* START TASK MATERIAL *

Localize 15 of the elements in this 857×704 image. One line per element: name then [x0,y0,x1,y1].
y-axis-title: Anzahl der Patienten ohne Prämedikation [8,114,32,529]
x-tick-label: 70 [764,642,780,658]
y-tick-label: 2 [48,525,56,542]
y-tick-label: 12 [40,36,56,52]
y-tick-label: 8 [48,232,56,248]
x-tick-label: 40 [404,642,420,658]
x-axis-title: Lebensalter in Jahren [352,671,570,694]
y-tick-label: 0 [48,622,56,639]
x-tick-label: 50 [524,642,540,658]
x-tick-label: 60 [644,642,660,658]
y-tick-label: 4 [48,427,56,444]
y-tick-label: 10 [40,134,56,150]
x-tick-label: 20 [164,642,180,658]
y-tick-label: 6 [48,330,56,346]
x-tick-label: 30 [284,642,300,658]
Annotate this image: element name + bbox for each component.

* END TASK MATERIAL *

» WHAT TO WORK ON
Arrange every line of the material as a JSON list of strings, with one string per line and no blank lines.

» ANSWER TO THIS TASK
[
  "Localize 15 of the elements in this 857×704 image. One line per element: name then [x0,y0,x1,y1].",
  "y-axis-title: Anzahl der Patienten ohne Prämedikation [8,114,32,529]",
  "x-tick-label: 70 [764,642,780,658]",
  "y-tick-label: 2 [48,525,56,542]",
  "y-tick-label: 12 [40,36,56,52]",
  "y-tick-label: 8 [48,232,56,248]",
  "x-tick-label: 40 [404,642,420,658]",
  "x-axis-title: Lebensalter in Jahren [352,671,570,694]",
  "y-tick-label: 0 [48,622,56,639]",
  "x-tick-label: 50 [524,642,540,658]",
  "x-tick-label: 60 [644,642,660,658]",
  "y-tick-label: 4 [48,427,56,444]",
  "y-tick-label: 10 [40,134,56,150]",
  "x-tick-label: 20 [164,642,180,658]",
  "y-tick-label: 6 [48,330,56,346]",
  "x-tick-label: 30 [284,642,300,658]",
  "Annotate this image: element name + bbox for each component."
]